What needs to be done: In the data below, find each line containing the string "汉字的创造与发展" and return it.

Supplied material:
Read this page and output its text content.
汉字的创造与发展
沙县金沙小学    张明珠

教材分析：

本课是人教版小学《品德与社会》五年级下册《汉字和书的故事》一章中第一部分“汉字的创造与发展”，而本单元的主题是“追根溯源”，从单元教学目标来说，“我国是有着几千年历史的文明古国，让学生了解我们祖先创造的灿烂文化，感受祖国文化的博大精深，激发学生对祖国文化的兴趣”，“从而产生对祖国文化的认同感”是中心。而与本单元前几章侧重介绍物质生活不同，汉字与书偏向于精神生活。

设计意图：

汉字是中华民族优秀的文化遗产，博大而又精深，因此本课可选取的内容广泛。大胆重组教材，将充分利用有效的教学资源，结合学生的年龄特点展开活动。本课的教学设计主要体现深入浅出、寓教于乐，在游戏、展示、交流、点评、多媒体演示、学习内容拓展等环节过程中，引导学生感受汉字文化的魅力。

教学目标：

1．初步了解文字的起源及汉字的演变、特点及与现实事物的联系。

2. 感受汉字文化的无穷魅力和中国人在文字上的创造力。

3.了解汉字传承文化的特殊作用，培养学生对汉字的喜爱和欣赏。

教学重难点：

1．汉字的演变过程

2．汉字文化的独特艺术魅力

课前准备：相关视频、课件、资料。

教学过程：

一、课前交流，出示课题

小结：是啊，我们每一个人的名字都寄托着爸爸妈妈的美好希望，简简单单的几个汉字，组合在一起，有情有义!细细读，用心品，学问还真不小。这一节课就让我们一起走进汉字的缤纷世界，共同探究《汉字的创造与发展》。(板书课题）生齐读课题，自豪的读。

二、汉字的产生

Solution to this task:
汉字的创造与发展
本课是人教版小学《品德与社会》五年级下册《汉字和书的故事》一章中第一部分“汉字的创造与发展”，而本单元的主题是“追根溯源”，从单元教学目标来说，“我国是有着几千年历史的文明古国，让学生了解我们祖先创造的灿烂文化，感受祖国文化的博大精深，激发学生对祖国文化的兴趣”，“从而产生对祖国文化的认同感”是中心。而与本单元前几章侧重介绍物质生活不同，汉字与书偏向于精神生活。
小结：是啊，我们每一个人的名字都寄托着爸爸妈妈的美好希望，简简单单的几个汉字，组合在一起，有情有义!细细读，用心品，学问还真不小。这一节课就让我们一起走进汉字的缤纷世界，共同探究《汉字的创造与发展》。(板书课题）生齐读课题，自豪的读。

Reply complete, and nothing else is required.